[Start]

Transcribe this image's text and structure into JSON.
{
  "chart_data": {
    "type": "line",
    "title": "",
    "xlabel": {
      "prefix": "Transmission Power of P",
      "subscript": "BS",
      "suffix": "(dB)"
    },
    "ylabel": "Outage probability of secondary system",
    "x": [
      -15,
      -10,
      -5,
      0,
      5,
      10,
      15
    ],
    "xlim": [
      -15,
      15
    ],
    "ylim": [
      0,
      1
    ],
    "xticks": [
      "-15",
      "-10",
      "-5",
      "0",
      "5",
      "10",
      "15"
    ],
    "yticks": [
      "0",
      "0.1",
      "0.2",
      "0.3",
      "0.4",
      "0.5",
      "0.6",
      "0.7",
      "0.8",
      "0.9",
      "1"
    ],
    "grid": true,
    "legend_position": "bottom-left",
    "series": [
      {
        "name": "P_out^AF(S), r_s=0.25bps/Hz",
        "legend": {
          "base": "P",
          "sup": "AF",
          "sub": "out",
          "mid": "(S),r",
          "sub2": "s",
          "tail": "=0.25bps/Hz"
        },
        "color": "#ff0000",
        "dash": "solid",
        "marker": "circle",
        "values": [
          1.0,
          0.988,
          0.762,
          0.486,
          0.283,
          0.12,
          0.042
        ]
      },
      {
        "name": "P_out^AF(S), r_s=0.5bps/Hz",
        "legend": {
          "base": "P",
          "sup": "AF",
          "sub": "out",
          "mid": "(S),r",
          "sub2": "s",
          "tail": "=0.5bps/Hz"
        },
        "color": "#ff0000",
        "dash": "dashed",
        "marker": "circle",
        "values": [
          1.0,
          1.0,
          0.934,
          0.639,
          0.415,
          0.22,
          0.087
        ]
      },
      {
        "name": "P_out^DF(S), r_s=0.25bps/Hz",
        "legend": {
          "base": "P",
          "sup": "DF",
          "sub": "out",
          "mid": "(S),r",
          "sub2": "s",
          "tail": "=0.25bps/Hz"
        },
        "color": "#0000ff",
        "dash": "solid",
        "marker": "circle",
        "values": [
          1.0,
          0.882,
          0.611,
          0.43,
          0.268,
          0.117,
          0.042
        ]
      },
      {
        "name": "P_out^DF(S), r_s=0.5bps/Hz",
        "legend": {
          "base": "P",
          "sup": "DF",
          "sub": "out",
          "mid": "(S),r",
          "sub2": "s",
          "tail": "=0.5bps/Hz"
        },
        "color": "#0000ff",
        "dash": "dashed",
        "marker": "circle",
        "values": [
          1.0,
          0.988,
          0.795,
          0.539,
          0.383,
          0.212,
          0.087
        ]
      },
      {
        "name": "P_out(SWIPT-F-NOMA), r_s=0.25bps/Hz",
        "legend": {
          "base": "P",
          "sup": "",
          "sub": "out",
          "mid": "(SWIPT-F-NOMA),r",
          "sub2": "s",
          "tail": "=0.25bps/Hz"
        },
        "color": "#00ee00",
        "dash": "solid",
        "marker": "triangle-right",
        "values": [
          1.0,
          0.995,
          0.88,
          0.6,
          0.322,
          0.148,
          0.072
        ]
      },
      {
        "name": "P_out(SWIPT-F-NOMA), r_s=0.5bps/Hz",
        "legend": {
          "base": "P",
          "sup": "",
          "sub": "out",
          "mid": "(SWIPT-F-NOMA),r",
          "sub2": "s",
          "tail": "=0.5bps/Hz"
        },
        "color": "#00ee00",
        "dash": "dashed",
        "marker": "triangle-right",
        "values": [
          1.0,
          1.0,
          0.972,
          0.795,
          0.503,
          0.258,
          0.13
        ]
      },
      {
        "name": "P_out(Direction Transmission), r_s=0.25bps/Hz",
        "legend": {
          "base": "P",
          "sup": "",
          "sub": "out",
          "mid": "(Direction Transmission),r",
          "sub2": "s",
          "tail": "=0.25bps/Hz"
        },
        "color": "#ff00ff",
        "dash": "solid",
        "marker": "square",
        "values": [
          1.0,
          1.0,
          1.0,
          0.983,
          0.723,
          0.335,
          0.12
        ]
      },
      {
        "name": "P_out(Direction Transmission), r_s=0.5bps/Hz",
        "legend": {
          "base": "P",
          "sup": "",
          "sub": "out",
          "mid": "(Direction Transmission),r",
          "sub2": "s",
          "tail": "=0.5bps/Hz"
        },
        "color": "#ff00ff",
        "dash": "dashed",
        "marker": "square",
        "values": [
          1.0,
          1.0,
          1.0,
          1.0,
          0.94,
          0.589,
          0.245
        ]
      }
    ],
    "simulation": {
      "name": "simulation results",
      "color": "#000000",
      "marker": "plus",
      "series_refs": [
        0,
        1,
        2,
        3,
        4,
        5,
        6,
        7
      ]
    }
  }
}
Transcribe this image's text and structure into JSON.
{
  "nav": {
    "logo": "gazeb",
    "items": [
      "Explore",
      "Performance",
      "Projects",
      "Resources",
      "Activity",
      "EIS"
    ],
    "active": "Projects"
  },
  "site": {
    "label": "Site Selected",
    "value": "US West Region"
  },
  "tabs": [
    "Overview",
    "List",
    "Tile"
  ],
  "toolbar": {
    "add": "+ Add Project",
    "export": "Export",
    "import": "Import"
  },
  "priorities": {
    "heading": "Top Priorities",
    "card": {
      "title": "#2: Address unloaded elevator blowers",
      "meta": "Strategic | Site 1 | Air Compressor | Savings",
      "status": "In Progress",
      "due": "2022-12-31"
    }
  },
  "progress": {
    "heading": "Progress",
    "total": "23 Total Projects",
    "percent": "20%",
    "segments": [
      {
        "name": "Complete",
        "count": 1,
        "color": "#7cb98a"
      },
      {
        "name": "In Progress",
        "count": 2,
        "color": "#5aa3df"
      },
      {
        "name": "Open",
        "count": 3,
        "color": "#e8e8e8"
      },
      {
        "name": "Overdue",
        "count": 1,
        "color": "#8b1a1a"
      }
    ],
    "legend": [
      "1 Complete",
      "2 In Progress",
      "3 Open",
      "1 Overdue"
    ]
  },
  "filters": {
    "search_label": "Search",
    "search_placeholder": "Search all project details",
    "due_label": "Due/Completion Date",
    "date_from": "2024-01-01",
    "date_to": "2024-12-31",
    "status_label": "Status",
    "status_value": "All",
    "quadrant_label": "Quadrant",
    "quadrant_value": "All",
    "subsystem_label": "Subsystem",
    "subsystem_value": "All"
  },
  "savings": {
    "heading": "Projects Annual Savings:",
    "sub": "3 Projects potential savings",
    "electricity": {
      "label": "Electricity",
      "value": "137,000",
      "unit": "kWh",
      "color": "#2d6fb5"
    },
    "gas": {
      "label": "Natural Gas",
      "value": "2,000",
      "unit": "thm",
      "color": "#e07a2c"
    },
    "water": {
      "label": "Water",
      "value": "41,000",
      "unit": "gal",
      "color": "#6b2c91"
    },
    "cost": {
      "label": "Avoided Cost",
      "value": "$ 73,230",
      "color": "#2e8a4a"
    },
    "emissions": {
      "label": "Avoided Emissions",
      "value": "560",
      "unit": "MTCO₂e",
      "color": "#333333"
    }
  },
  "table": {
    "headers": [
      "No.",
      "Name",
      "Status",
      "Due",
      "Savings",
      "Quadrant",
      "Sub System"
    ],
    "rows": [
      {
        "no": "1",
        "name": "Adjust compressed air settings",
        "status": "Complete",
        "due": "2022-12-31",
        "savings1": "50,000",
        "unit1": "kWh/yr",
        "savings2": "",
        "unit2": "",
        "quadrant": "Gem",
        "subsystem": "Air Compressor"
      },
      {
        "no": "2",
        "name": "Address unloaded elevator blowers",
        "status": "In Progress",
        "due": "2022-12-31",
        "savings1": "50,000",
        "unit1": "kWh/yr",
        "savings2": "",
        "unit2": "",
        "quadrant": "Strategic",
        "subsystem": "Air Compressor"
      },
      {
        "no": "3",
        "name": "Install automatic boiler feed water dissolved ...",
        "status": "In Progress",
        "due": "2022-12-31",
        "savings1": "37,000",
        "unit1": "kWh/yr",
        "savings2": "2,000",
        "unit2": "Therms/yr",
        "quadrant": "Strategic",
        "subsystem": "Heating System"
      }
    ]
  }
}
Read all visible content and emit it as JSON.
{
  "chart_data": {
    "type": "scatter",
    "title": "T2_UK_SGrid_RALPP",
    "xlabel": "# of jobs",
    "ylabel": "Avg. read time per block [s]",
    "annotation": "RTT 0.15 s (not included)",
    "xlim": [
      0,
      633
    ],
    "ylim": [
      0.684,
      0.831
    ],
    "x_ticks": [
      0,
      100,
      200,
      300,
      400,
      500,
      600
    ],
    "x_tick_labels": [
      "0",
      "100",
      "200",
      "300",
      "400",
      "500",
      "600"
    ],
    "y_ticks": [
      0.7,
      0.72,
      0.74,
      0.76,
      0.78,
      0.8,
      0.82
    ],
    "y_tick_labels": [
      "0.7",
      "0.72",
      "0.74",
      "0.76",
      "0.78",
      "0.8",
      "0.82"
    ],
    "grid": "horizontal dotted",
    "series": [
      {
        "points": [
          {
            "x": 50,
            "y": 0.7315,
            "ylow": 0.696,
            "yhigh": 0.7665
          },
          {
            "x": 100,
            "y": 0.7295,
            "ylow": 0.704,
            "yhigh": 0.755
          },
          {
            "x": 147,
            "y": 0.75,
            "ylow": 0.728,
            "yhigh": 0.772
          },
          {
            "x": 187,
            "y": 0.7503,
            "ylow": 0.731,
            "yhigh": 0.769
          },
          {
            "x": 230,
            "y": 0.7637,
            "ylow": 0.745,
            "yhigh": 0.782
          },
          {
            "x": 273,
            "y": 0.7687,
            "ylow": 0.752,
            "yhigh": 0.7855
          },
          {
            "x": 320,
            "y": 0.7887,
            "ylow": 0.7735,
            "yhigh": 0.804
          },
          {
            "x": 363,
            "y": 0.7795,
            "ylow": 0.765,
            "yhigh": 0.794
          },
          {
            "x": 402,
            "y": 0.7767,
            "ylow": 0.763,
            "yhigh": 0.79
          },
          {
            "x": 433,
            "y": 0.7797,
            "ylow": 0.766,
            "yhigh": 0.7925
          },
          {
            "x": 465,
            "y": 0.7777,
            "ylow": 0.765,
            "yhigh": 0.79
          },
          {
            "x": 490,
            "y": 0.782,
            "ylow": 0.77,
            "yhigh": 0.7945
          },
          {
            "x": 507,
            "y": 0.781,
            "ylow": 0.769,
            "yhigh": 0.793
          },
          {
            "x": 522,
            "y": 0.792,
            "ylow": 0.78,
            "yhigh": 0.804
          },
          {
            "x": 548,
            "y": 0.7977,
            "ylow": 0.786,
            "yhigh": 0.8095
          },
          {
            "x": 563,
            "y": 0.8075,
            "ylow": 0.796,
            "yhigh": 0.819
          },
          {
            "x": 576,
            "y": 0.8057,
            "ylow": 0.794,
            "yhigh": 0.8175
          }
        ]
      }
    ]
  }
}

[End]

Report the number of lines in the listing where the string "Projects" appears, and nothing besides.

5